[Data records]

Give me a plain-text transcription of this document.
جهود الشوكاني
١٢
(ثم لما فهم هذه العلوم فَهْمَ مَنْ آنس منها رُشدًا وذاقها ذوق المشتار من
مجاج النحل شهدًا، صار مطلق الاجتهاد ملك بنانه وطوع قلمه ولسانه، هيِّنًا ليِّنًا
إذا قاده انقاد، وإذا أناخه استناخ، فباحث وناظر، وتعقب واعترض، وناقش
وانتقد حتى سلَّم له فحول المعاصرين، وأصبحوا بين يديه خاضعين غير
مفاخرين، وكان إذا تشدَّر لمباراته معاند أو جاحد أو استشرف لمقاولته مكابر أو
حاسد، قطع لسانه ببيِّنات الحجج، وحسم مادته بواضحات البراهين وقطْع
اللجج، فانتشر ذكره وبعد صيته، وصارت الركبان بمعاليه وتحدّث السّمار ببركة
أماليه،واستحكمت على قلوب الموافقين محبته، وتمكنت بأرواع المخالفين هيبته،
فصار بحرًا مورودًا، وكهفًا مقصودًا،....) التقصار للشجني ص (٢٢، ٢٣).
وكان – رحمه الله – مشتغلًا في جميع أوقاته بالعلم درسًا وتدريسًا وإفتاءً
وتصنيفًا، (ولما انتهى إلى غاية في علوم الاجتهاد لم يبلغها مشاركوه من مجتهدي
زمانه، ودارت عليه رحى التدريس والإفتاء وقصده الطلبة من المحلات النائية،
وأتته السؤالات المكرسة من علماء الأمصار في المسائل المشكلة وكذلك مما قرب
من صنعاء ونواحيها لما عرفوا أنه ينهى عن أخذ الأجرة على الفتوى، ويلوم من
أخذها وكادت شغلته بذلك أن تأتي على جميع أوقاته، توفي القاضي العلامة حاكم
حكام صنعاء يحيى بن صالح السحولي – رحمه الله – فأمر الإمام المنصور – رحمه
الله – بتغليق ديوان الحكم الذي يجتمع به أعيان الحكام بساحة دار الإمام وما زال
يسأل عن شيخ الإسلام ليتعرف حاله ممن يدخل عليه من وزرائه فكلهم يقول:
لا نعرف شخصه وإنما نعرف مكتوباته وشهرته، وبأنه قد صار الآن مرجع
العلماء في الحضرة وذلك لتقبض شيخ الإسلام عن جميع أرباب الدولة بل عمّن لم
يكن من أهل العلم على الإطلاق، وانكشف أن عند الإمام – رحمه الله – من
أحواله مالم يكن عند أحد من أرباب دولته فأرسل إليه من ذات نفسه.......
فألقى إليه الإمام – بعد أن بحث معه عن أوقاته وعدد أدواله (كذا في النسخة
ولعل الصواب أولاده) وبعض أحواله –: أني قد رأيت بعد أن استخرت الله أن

SET TASK:
Make a list of all lines in the data that contain "جميع".

THE REPLY:
وكان – رحمه الله – مشتغلًا في جميع أوقاته بالعلم درسًا وتدريسًا وإفتاءً
أخذها وكادت شغلته بذلك أن تأتي على جميع أوقاته، توفي القاضي العلامة حاكم
العلماء في الحضرة وذلك لتقبض شيخ الإسلام عن جميع أرباب الدولة بل عمّن لم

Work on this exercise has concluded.